DIRECTION
Take each line containing "this" and report it exactly as written.

STORED DATA
----------------

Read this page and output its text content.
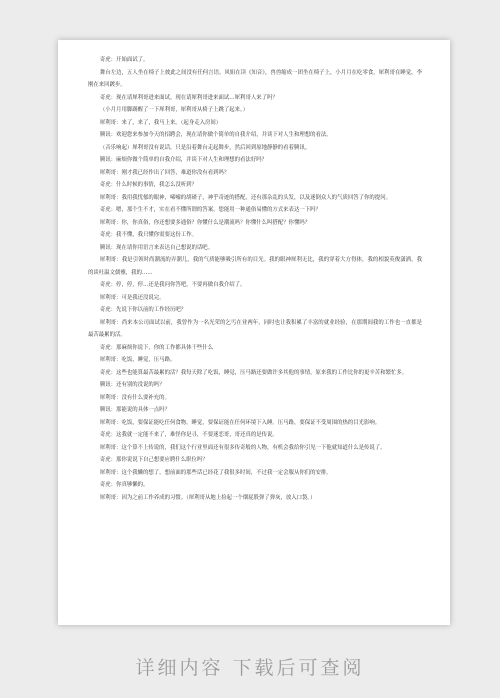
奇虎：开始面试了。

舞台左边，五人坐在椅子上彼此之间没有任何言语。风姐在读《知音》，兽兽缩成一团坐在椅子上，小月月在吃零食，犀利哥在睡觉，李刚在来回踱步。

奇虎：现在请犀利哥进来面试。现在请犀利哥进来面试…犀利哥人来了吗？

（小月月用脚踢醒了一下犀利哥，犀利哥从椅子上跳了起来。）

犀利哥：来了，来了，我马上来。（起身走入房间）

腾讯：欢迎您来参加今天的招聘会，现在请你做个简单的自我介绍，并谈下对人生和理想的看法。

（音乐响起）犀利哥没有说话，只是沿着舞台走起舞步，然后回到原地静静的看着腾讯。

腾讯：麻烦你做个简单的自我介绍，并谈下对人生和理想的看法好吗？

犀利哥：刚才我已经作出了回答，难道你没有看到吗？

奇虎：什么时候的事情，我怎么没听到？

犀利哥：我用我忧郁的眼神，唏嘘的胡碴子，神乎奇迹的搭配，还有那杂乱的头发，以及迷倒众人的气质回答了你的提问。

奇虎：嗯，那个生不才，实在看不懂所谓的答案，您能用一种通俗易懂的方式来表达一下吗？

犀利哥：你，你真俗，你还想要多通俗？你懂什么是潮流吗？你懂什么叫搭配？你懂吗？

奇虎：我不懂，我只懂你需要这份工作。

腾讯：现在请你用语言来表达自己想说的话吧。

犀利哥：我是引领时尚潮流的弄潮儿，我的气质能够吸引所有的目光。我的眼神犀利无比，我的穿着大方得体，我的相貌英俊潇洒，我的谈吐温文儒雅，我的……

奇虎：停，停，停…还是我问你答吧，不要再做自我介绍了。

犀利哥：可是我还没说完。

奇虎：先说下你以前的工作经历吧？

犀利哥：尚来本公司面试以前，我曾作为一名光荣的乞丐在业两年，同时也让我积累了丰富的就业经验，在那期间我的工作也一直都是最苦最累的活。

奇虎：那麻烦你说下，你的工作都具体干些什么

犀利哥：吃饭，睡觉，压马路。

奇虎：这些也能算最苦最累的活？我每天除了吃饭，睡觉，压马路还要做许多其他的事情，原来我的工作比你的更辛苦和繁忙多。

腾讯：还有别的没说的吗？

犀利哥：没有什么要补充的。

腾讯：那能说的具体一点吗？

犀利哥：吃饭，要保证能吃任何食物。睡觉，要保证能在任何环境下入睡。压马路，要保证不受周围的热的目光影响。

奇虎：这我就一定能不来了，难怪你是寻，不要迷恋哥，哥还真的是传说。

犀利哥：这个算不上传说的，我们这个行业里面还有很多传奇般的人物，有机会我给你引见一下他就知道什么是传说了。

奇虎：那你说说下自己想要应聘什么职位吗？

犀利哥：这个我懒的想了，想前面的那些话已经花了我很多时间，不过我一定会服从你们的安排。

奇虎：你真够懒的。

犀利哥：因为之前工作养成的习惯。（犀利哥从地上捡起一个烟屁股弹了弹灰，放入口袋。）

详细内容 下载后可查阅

----------------

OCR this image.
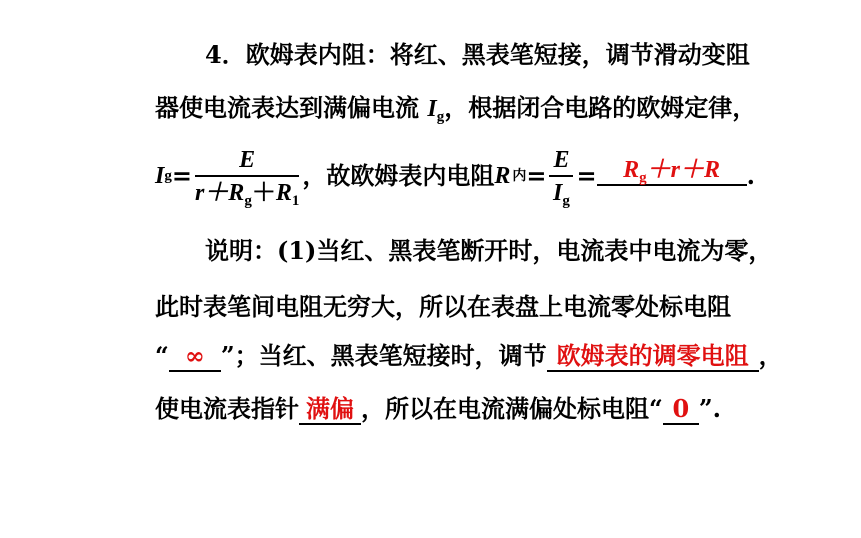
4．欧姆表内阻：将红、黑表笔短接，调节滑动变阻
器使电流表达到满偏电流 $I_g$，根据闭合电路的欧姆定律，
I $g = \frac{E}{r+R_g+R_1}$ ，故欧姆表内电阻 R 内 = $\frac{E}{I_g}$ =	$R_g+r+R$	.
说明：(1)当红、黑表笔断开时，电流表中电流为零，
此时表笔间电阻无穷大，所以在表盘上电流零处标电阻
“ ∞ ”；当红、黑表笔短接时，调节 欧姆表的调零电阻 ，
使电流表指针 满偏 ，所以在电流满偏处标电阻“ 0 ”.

----------------

SOLUTION
Read this page and output its text content.
OCR this image.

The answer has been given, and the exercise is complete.